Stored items
* begin *
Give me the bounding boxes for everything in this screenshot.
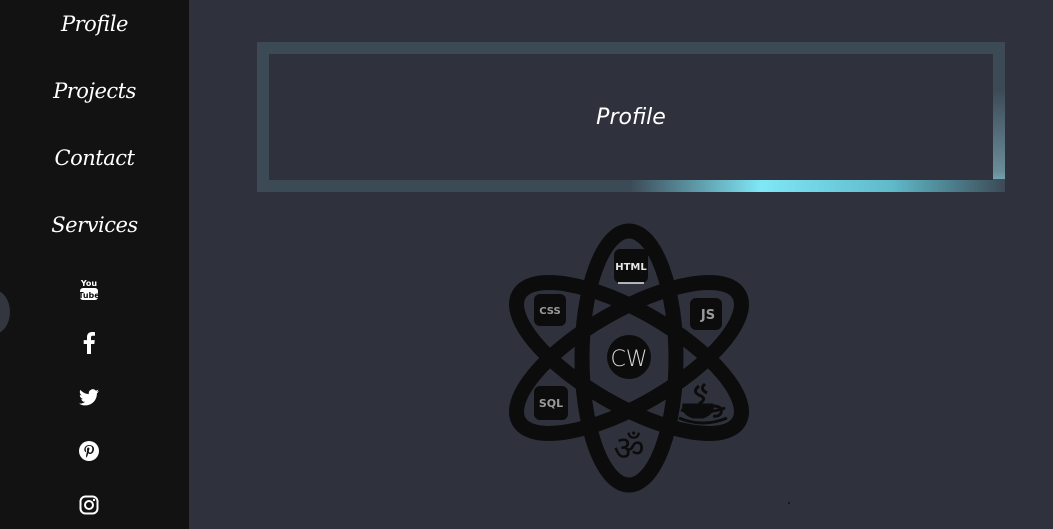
html-badge: HTML: [615, 262, 647, 273]
sidebar: Profile Projects Contact Services You Tu…: [0, 0, 189, 529]
facebook-icon[interactable]: [74, 328, 104, 358]
logo-monogram: CW: [610, 347, 647, 372]
java-icon: [678, 382, 728, 425]
js-badge: JS: [700, 308, 715, 323]
decorative-dot: [788, 502, 790, 504]
svg-text:You: You: [80, 279, 98, 288]
svg-text:Tube: Tube: [79, 291, 99, 300]
nav-profile[interactable]: Profile: [0, 12, 189, 36]
nav-contact[interactable]: Contact: [0, 146, 189, 170]
instagram-icon[interactable]: [74, 490, 104, 520]
sql-badge: SQL: [539, 397, 563, 410]
om-icon: ॐ: [613, 429, 644, 469]
twitter-icon[interactable]: [74, 382, 104, 412]
title-box: Profile: [269, 54, 993, 180]
title-glow: [630, 179, 1005, 192]
title-glow-right: [992, 90, 1005, 192]
nav-projects[interactable]: Projects: [0, 79, 189, 103]
nav-services[interactable]: Services: [0, 213, 189, 237]
page-title: Profile: [596, 104, 666, 130]
cw-logo: CW HTML CSS JS SQL ॐ: [509, 223, 749, 493]
pinterest-icon[interactable]: [74, 436, 104, 466]
css-badge: CSS: [539, 306, 560, 317]
youtube-icon[interactable]: You Tube: [74, 274, 104, 304]
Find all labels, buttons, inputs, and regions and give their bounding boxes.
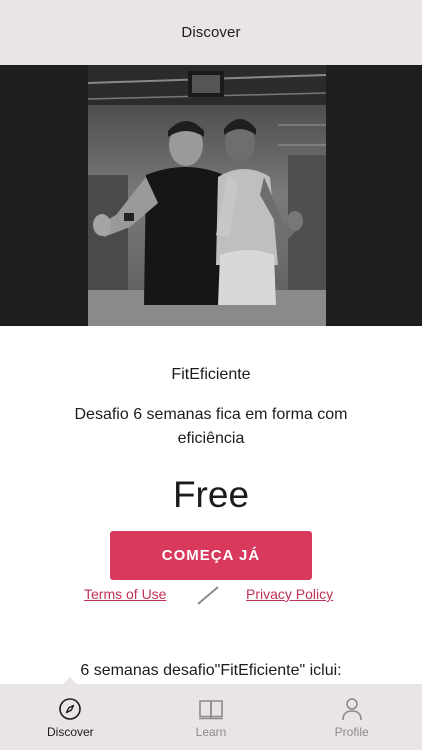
tab-profile-label: Profile [334, 725, 369, 739]
hero-photo [88, 65, 326, 326]
bottom-tab-bar: Discover Learn Profile [0, 677, 422, 750]
app-name: FitEficiente [171, 366, 251, 383]
terms-of-use-link[interactable]: Terms of Use [84, 586, 166, 602]
start-now-button[interactable]: COMEÇA JÁ [110, 531, 312, 580]
app-description: Desafio 6 semanas fica em forma com efic… [74, 406, 348, 447]
active-tab-indicator [63, 677, 77, 684]
tab-learn[interactable]: Learn [141, 684, 282, 750]
book-icon [198, 696, 224, 722]
top-nav-bar: Discover [0, 0, 422, 65]
tab-profile[interactable]: Profile [281, 684, 422, 750]
link-divider [197, 586, 219, 605]
price-label: Free [172, 474, 250, 515]
privacy-policy-link[interactable]: Privacy Policy [246, 586, 333, 602]
tab-discover[interactable]: Discover [0, 684, 141, 750]
app-details: FitEficiente Desafio 6 semanas fica em f… [0, 326, 422, 684]
tab-learn-label: Learn [195, 725, 227, 739]
person-icon [341, 696, 363, 722]
compass-icon [58, 696, 82, 722]
hero-banner [0, 65, 422, 326]
tab-discover-label: Discover [46, 725, 94, 739]
page-title: Discover [181, 24, 241, 41]
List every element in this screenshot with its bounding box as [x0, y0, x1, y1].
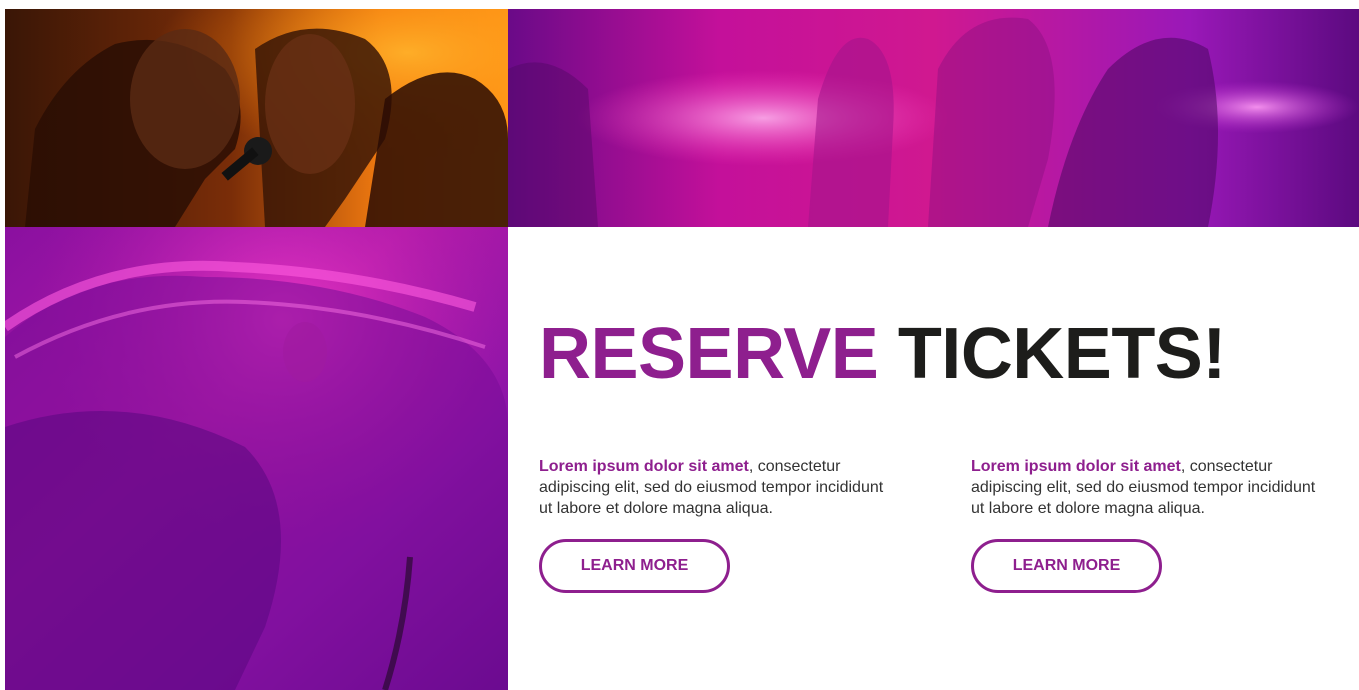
info-block-left: Lorem ipsum dolor sit amet, consectetur …	[539, 456, 899, 593]
crowd-photo-graphic	[508, 9, 1359, 227]
page: RESERVE TICKETS! Lorem ipsum dolor sit a…	[0, 0, 1359, 690]
page-title: RESERVE TICKETS!	[539, 312, 1226, 396]
title-rest: TICKETS!	[897, 314, 1226, 394]
info-lead-right: Lorem ipsum dolor sit amet	[971, 458, 1181, 475]
title-accent-word: RESERVE	[539, 314, 879, 394]
info-block-right: Lorem ipsum dolor sit amet, consectetur …	[971, 456, 1331, 593]
info-lead-left: Lorem ipsum dolor sit amet	[539, 458, 749, 475]
learn-more-button-right[interactable]: LEARN MORE	[971, 539, 1162, 593]
closeup-photo	[5, 227, 508, 690]
info-paragraph-right: Lorem ipsum dolor sit amet, consectetur …	[971, 456, 1331, 519]
info-paragraph-left: Lorem ipsum dolor sit amet, consectetur …	[539, 456, 899, 519]
singers-photo	[5, 9, 508, 227]
learn-more-button-left[interactable]: LEARN MORE	[539, 539, 730, 593]
singers-photo-graphic	[5, 9, 508, 227]
closeup-photo-graphic	[5, 227, 508, 690]
crowd-photo	[508, 9, 1359, 227]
* end *
### [Set exercise]
Reproduce all of the entries above with every "interactable" switched to "clickable" and everything else unchanged, leaving out the pictures.

### [Solution below]
Give me the bounding boxes for everything in this screenshot.
html-badge: HTML: [615, 262, 647, 273]
sidebar: Profile Projects Contact Services You Tu…: [0, 0, 189, 529]
facebook-icon[clickable]: [74, 328, 104, 358]
logo-monogram: CW: [610, 347, 647, 372]
java-icon: [678, 382, 728, 425]
js-badge: JS: [700, 308, 715, 323]
decorative-dot: [788, 502, 790, 504]
svg-text:You: You: [80, 279, 98, 288]
svg-text:Tube: Tube: [79, 291, 99, 300]
nav-profile[clickable]: Profile: [0, 12, 189, 36]
nav-contact[clickable]: Contact: [0, 146, 189, 170]
instagram-icon[clickable]: [74, 490, 104, 520]
sql-badge: SQL: [539, 397, 563, 410]
om-icon: ॐ: [613, 429, 644, 469]
twitter-icon[clickable]: [74, 382, 104, 412]
title-box: Profile: [269, 54, 993, 180]
title-glow: [630, 179, 1005, 192]
title-glow-right: [992, 90, 1005, 192]
nav-projects[clickable]: Projects: [0, 79, 189, 103]
nav-services[clickable]: Services: [0, 213, 189, 237]
page-title: Profile: [596, 104, 666, 130]
cw-logo: CW HTML CSS JS SQL ॐ: [509, 223, 749, 493]
pinterest-icon[clickable]: [74, 436, 104, 466]
css-badge: CSS: [539, 306, 560, 317]
youtube-icon[clickable]: You Tube: [74, 274, 104, 304]
Find all labels, buttons, inputs, and regions and give their bounding boxes.
tab-profile-label: Profile [334, 725, 369, 739]
hero-photo [88, 65, 326, 326]
bottom-tab-bar: Discover Learn Profile [0, 677, 422, 750]
app-name: FitEficiente [171, 366, 251, 383]
terms-of-use-link[clickable]: Terms of Use [84, 586, 166, 602]
start-now-button[clickable]: COMEÇA JÁ [110, 531, 312, 580]
app-description: Desafio 6 semanas fica em forma com efic… [74, 406, 348, 447]
active-tab-indicator [63, 677, 77, 684]
tab-learn[clickable]: Learn [141, 684, 282, 750]
book-icon [198, 696, 224, 722]
top-nav-bar: Discover [0, 0, 422, 65]
tab-profile[clickable]: Profile [281, 684, 422, 750]
link-divider [197, 586, 219, 605]
price-label: Free [172, 474, 250, 515]
privacy-policy-link[clickable]: Privacy Policy [246, 586, 333, 602]
tab-discover[clickable]: Discover [0, 684, 141, 750]
app-details: FitEficiente Desafio 6 semanas fica em f… [0, 326, 422, 684]
tab-learn-label: Learn [195, 725, 227, 739]
person-icon [341, 696, 363, 722]
compass-icon [58, 696, 82, 722]
hero-banner [0, 65, 422, 326]
tab-discover-label: Discover [46, 725, 94, 739]
page-title: Discover [181, 24, 241, 41]
List every element in this screenshot with its bounding box as [x0, y0, x1, y1].
info-block-left: Lorem ipsum dolor sit amet, consectetur …	[539, 456, 899, 593]
crowd-photo-graphic	[508, 9, 1359, 227]
page: RESERVE TICKETS! Lorem ipsum dolor sit a…	[0, 0, 1359, 690]
page-title: RESERVE TICKETS!	[539, 312, 1226, 396]
title-rest: TICKETS!	[897, 314, 1226, 394]
info-lead-right: Lorem ipsum dolor sit amet	[971, 458, 1181, 475]
title-accent-word: RESERVE	[539, 314, 879, 394]
info-block-right: Lorem ipsum dolor sit amet, consectetur …	[971, 456, 1331, 593]
info-lead-left: Lorem ipsum dolor sit amet	[539, 458, 749, 475]
learn-more-button-right[clickable]: LEARN MORE	[971, 539, 1162, 593]
closeup-photo	[5, 227, 508, 690]
info-paragraph-right: Lorem ipsum dolor sit amet, consectetur …	[971, 456, 1331, 519]
info-paragraph-left: Lorem ipsum dolor sit amet, consectetur …	[539, 456, 899, 519]
singers-photo	[5, 9, 508, 227]
learn-more-button-left[clickable]: LEARN MORE	[539, 539, 730, 593]
singers-photo-graphic	[5, 9, 508, 227]
closeup-photo-graphic	[5, 227, 508, 690]
crowd-photo	[508, 9, 1359, 227]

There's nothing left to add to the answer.